Turbulence in the Stock market,
what’s the biggest RISK?
As said earlier, Federal Reserve did cut interest
rate by 0.25% on July 31. But on 8/23; Fed Chairman Jerome Powell, signaled a
coming 0.25% interest rate cut at the next FOMC meeting in September, which
should have boosted the stock market, but on the same day at around 11am
President Trump twitted about Fed Chairman Powell’s dovish speech, while
declaring both Chairman Powell and China as “enemies” of the
U.S. He also abruptly instructed U.S. businesses get away from China.
This resulted into a stock market downward spiral. These conditions put a
number of investing strategies to the test – specifically, as to their
viability to produce positive results against an inverted yield curve, a strong
dollar, spiking gold prices, algorithmic sell programs, geopolitical tensions,
the rising prospect of a hard Brexit, a Fed that is behind the curve,
Presidential temper tantrums, and most of all an expanding trade war with
China.
Particularly talking
about U.S – China trade tensions, there is no end at the sight. Investors are
running out of patience as stock markets are driven by tweets from Donald
Trump. It’s becoming impossible to predict the direction of the market. Now
that Trump has told the U.S corporates to plan shifting their business from
China, it may further complicate the life of corporate world. The rising
uncertainty will force the corporates to hold their capital spending once as
they find that consumer spending is coming down. Once
consumers senses that their job(s) are risk it will put dent on their
confidence and cutting their spending, it’s just a matter of time. If and when that happens, we will not be
too far away from recession. Though, I do not expect any recession in the
immediate future, but that possibility can’t be ruled out.

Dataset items

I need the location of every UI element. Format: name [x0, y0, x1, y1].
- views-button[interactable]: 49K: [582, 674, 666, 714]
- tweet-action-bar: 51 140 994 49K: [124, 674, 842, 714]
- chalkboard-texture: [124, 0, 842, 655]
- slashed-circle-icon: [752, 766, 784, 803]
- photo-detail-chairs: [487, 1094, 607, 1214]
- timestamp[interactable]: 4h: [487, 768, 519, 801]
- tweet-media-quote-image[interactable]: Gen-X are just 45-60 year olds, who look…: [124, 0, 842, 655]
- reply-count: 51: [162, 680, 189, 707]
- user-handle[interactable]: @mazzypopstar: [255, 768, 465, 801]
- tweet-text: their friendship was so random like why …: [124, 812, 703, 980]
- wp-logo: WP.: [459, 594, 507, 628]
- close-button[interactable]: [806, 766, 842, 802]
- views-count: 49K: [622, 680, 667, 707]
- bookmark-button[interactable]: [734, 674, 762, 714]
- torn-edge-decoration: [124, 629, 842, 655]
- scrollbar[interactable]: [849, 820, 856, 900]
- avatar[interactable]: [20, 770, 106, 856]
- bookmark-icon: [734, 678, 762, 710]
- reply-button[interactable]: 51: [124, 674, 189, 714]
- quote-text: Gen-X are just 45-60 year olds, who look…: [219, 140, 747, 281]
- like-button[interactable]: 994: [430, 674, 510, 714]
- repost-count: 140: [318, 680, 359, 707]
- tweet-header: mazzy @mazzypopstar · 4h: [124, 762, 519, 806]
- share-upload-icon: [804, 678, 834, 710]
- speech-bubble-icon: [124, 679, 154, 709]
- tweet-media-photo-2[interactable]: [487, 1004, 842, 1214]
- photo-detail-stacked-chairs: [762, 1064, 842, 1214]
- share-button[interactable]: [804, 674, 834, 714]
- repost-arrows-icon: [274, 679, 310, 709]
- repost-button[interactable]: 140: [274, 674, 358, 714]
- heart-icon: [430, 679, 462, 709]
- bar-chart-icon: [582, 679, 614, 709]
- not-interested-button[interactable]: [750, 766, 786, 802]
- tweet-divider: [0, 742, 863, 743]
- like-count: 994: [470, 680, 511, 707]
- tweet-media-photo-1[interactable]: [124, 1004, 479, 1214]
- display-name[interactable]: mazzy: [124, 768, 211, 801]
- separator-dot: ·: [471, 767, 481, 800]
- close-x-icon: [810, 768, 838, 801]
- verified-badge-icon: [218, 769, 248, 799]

_Work instructions_: Extract everything from "Particularly talking" down to "be ruled out." in the passage on stock market turbulence, copying it word for word.

_Answer space_:
Particularly talking
about U.S – China trade tensions, there is no end at the sight. Investors are
running out of patience as stock markets are driven by tweets from Donald
Trump. It’s becoming impossible to predict the direction of the market. Now
that Trump has told the U.S corporates to plan shifting their business from
China, it may further complicate the life of corporate world. The rising
uncertainty will force the corporates to hold their capital spending once as
they find that consumer spending is coming down. Once
consumers senses that their job(s) are risk it will put dent on their
confidence and cutting their spending, it’s just a matter of time. If and when that happens, we will not be
too far away from recession. Though, I do not expect any recession in the
immediate future, but that possibility can’t be ruled out.